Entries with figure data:
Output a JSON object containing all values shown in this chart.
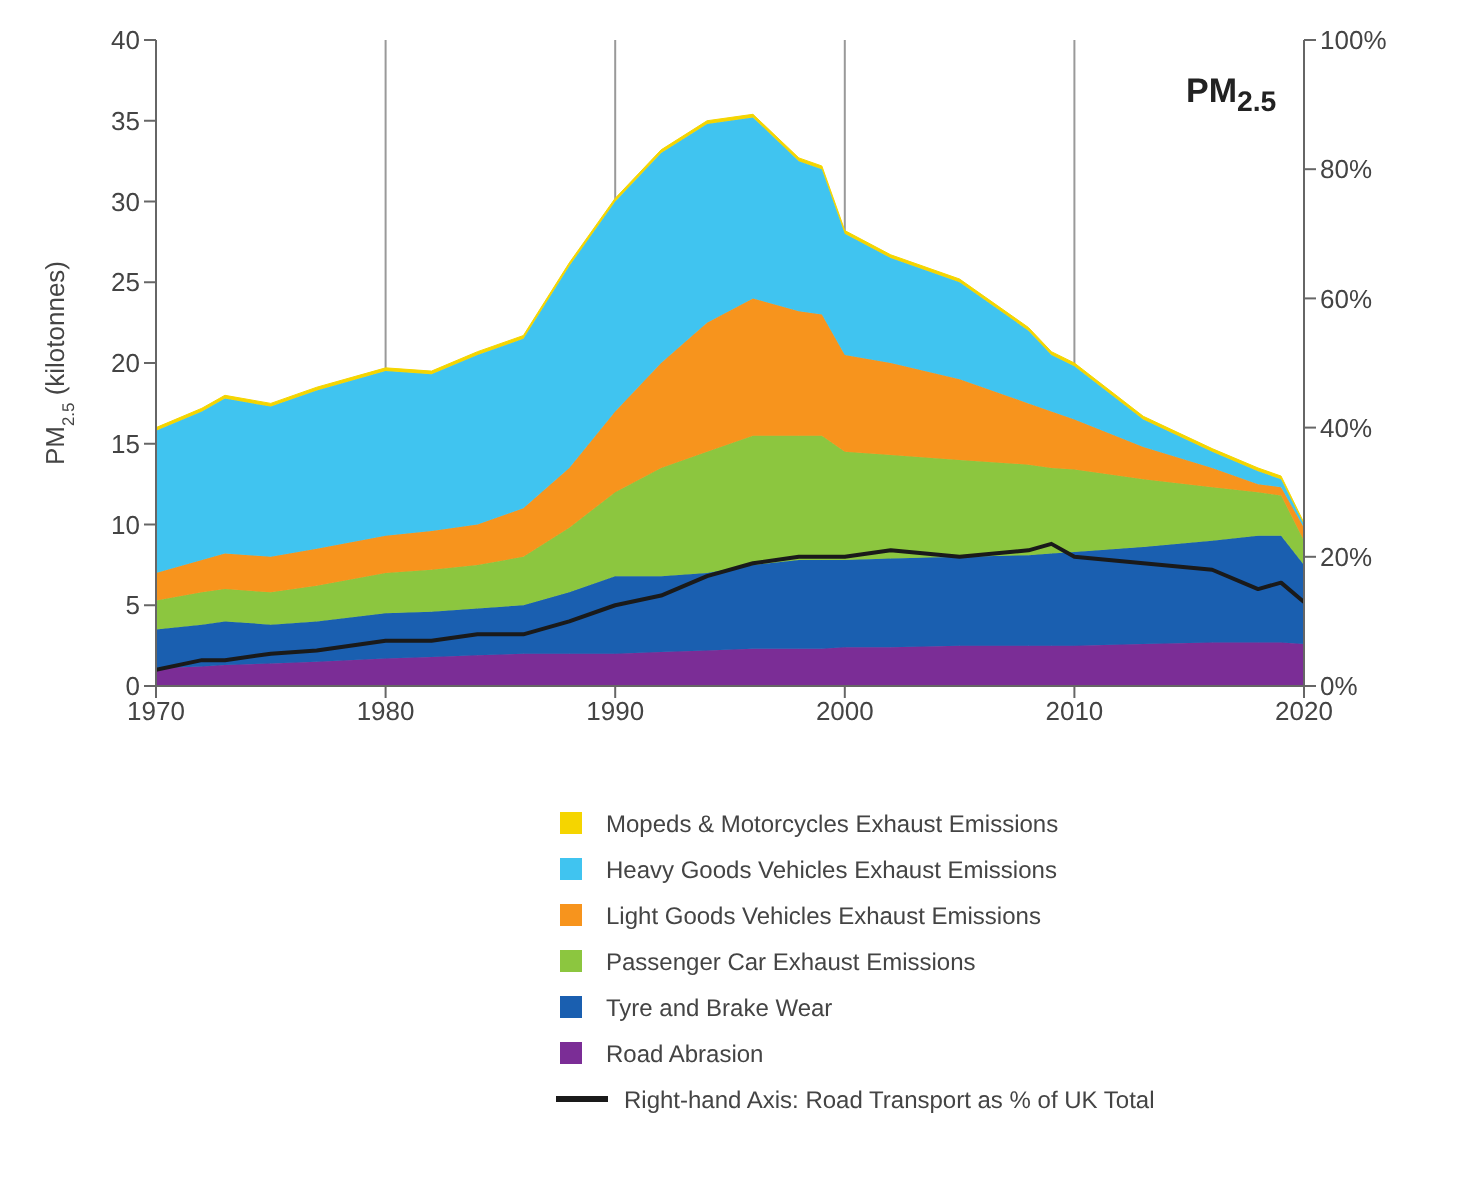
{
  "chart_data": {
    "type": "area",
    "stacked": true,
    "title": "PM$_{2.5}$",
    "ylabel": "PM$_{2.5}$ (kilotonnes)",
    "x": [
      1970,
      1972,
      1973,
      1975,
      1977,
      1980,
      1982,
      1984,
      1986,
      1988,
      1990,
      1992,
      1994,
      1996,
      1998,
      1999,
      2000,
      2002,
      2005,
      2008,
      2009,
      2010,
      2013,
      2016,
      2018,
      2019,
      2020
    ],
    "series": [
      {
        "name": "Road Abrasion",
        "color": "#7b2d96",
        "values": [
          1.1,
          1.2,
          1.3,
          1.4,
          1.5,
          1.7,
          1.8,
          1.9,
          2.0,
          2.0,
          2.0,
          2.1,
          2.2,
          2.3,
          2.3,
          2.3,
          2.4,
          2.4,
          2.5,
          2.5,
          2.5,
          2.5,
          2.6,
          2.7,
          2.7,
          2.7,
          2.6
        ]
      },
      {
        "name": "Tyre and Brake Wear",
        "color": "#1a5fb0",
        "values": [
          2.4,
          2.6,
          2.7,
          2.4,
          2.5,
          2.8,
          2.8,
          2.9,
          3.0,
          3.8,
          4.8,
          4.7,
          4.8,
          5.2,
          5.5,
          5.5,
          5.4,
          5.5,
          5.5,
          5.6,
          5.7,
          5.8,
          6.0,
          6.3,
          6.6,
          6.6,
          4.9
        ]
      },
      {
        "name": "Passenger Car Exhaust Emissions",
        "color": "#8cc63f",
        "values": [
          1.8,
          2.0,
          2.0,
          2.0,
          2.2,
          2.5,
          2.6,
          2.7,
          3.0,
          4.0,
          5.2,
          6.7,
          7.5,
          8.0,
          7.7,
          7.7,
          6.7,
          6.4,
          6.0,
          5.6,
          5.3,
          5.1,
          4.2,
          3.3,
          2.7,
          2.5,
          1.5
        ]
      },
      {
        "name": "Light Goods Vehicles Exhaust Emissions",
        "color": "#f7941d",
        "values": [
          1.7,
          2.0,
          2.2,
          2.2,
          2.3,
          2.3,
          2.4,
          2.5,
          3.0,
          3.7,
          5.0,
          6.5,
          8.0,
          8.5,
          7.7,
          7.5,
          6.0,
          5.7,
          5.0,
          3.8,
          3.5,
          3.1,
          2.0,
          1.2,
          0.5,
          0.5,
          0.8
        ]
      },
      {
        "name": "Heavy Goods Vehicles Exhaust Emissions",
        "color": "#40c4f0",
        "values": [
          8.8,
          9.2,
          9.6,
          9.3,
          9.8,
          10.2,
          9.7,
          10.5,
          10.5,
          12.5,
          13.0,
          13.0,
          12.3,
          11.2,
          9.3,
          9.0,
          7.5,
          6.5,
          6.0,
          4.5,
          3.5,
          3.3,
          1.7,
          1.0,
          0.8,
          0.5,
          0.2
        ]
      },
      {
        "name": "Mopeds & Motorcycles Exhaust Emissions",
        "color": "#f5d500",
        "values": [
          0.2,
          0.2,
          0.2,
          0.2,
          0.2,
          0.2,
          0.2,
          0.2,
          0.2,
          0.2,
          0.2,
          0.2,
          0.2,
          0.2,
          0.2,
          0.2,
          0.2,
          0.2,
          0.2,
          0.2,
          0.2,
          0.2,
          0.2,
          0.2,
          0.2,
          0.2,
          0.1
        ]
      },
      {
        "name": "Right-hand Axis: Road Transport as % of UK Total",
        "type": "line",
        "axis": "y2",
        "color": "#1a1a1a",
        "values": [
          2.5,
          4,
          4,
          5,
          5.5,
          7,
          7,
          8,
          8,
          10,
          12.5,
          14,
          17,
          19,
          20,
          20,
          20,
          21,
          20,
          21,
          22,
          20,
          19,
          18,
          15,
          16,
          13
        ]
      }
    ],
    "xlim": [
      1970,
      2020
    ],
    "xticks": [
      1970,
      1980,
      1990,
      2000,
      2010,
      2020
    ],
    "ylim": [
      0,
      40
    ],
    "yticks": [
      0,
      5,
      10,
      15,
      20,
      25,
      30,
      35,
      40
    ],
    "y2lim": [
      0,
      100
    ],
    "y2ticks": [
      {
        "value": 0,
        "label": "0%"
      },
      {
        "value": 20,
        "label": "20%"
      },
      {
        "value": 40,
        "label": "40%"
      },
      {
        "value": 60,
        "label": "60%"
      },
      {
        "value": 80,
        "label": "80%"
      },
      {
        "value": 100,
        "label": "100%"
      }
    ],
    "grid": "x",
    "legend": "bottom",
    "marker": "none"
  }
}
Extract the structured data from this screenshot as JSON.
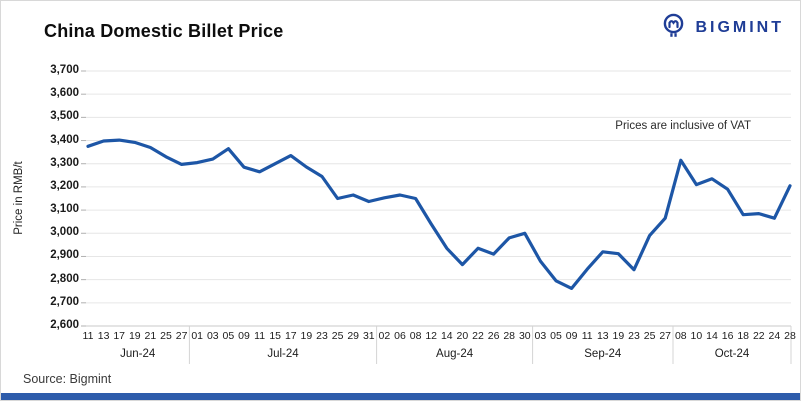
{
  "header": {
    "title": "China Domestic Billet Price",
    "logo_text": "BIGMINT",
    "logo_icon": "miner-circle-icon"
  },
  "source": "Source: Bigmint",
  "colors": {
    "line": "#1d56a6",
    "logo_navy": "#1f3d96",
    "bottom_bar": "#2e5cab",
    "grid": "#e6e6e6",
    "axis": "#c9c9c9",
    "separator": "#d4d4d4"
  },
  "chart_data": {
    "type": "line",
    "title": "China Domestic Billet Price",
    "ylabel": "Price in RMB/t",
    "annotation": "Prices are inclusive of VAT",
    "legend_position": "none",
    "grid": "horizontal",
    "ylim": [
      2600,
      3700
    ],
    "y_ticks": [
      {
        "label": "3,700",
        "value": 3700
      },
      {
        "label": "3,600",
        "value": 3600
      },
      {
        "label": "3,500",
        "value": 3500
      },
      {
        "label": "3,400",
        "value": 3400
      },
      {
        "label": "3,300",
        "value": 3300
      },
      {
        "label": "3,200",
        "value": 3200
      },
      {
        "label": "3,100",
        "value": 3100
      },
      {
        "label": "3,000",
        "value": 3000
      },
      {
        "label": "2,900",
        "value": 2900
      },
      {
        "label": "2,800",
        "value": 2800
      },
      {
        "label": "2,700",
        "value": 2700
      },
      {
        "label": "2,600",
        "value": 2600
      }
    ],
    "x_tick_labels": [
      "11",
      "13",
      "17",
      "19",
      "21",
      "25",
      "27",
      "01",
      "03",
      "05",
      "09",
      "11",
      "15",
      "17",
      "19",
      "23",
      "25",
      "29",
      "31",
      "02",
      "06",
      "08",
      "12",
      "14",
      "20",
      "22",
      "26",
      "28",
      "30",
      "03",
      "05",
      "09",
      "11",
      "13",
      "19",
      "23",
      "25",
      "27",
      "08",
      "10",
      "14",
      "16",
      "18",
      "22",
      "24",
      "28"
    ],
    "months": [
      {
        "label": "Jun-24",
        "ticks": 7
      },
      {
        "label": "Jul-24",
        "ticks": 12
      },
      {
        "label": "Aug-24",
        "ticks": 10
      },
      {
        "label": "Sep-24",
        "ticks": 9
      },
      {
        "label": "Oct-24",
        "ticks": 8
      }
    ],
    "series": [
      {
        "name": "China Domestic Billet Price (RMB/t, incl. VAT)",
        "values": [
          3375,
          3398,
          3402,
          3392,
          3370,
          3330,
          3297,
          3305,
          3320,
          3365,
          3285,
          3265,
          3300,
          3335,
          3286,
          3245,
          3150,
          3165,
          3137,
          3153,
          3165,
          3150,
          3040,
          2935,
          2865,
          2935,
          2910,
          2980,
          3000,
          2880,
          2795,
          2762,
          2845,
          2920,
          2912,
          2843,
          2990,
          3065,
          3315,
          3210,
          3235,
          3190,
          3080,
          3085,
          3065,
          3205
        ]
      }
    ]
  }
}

• [Task]:
Using the listing, copy every line where the word "Vehicles" shows up.

• [Solution to this exercise]:
        "name": "Light Goods Vehicles Exhaust Emissions",
        "name": "Heavy Goods Vehicles Exhaust Emissions",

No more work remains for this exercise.